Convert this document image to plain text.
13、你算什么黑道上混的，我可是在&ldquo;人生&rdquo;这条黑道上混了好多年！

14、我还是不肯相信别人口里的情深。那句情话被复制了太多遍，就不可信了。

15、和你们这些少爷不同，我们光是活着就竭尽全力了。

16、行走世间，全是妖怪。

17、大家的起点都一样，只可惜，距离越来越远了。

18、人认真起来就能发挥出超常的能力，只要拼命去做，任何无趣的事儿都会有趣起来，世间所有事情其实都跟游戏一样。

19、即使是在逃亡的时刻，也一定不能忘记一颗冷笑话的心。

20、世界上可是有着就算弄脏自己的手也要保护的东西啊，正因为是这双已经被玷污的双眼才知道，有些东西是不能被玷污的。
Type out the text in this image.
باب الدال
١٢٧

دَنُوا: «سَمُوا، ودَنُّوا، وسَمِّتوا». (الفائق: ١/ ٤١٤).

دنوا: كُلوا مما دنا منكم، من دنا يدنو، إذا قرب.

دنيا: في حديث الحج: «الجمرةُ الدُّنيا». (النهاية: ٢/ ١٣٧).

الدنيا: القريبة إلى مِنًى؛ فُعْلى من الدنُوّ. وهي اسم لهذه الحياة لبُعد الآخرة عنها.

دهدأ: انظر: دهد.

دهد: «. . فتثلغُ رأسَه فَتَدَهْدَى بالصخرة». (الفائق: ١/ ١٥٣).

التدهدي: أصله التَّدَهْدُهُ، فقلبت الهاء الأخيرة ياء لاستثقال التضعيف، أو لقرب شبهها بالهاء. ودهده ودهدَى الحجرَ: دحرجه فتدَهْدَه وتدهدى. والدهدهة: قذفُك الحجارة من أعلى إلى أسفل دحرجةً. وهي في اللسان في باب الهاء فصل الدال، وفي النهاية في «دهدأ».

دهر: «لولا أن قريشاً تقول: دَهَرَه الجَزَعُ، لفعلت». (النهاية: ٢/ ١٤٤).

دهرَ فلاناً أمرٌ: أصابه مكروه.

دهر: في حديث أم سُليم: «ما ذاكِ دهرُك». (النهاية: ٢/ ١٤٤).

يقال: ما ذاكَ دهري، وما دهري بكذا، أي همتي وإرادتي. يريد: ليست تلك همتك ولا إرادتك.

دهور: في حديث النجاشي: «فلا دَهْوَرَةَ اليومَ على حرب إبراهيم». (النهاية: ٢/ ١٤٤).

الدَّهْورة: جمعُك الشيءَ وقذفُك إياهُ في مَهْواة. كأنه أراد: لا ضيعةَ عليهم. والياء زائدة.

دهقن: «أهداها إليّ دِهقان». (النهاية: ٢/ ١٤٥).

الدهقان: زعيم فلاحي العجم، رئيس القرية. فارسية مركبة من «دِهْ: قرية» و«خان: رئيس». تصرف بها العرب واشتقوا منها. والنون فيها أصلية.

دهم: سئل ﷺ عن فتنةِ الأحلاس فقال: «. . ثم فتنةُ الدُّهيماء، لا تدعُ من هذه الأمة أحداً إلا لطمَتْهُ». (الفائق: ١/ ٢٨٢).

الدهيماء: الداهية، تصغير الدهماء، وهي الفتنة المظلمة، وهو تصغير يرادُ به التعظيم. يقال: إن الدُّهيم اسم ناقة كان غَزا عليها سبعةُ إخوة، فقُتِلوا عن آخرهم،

☆ ☆ ☆ ☆ ☆ ☆ ☆

Exactly reproduce every record.

Convert this document image to plain text.
13、你算什么黑道上混的，我可是在&ldquo;人生&rdquo;这条黑道上混了好多年！

14、我还是不肯相信别人口里的情深。那句情话被复制了太多遍，就不可信了。

15、和你们这些少爷不同，我们光是活着就竭尽全力了。

16、行走世间，全是妖怪。

17、大家的起点都一样，只可惜，距离越来越远了。

18、人认真起来就能发挥出超常的能力，只要拼命去做，任何无趣的事儿都会有趣起来，世间所有事情其实都跟游戏一样。

19、即使是在逃亡的时刻，也一定不能忘记一颗冷笑话的心。

20、世界上可是有着就算弄脏自己的手也要保护的东西啊，正因为是这双已经被玷污的双眼才知道，有些东西是不能被玷污的。
Type out the text in this image.
باب الدال
١٢٧

دَنُوا: «سَمُوا، ودَنُّوا، وسَمِّتوا». (الفائق: ١/ ٤١٤).

دنوا: كُلوا مما دنا منكم، من دنا يدنو، إذا قرب.

دنيا: في حديث الحج: «الجمرةُ الدُّنيا». (النهاية: ٢/ ١٣٧).

الدنيا: القريبة إلى مِنًى؛ فُعْلى من الدنُوّ. وهي اسم لهذه الحياة لبُعد الآخرة عنها.

دهدأ: انظر: دهد.

دهد: «. . فتثلغُ رأسَه فَتَدَهْدَى بالصخرة». (الفائق: ١/ ١٥٣).

التدهدي: أصله التَّدَهْدُهُ، فقلبت الهاء الأخيرة ياء لاستثقال التضعيف، أو لقرب شبهها بالهاء. ودهده ودهدَى الحجرَ: دحرجه فتدَهْدَه وتدهدى. والدهدهة: قذفُك الحجارة من أعلى إلى أسفل دحرجةً. وهي في اللسان في باب الهاء فصل الدال، وفي النهاية في «دهدأ».

دهر: «لولا أن قريشاً تقول: دَهَرَه الجَزَعُ، لفعلت». (النهاية: ٢/ ١٤٤).

دهرَ فلاناً أمرٌ: أصابه مكروه.

دهر: في حديث أم سُليم: «ما ذاكِ دهرُك». (النهاية: ٢/ ١٤٤).

يقال: ما ذاكَ دهري، وما دهري بكذا، أي همتي وإرادتي. يريد: ليست تلك همتك ولا إرادتك.

دهور: في حديث النجاشي: «فلا دَهْوَرَةَ اليومَ على حرب إبراهيم». (النهاية: ٢/ ١٤٤).

الدَّهْورة: جمعُك الشيءَ وقذفُك إياهُ في مَهْواة. كأنه أراد: لا ضيعةَ عليهم. والياء زائدة.

دهقن: «أهداها إليّ دِهقان». (النهاية: ٢/ ١٤٥).

الدهقان: زعيم فلاحي العجم، رئيس القرية. فارسية مركبة من «دِهْ: قرية» و«خان: رئيس». تصرف بها العرب واشتقوا منها. والنون فيها أصلية.

دهم: سئل ﷺ عن فتنةِ الأحلاس فقال: «. . ثم فتنةُ الدُّهيماء، لا تدعُ من هذه الأمة أحداً إلا لطمَتْهُ». (الفائق: ١/ ٢٨٢).

الدهيماء: الداهية، تصغير الدهماء، وهي الفتنة المظلمة، وهو تصغير يرادُ به التعظيم. يقال: إن الدُّهيم اسم ناقة كان غَزا عليها سبعةُ إخوة، فقُتِلوا عن آخرهم،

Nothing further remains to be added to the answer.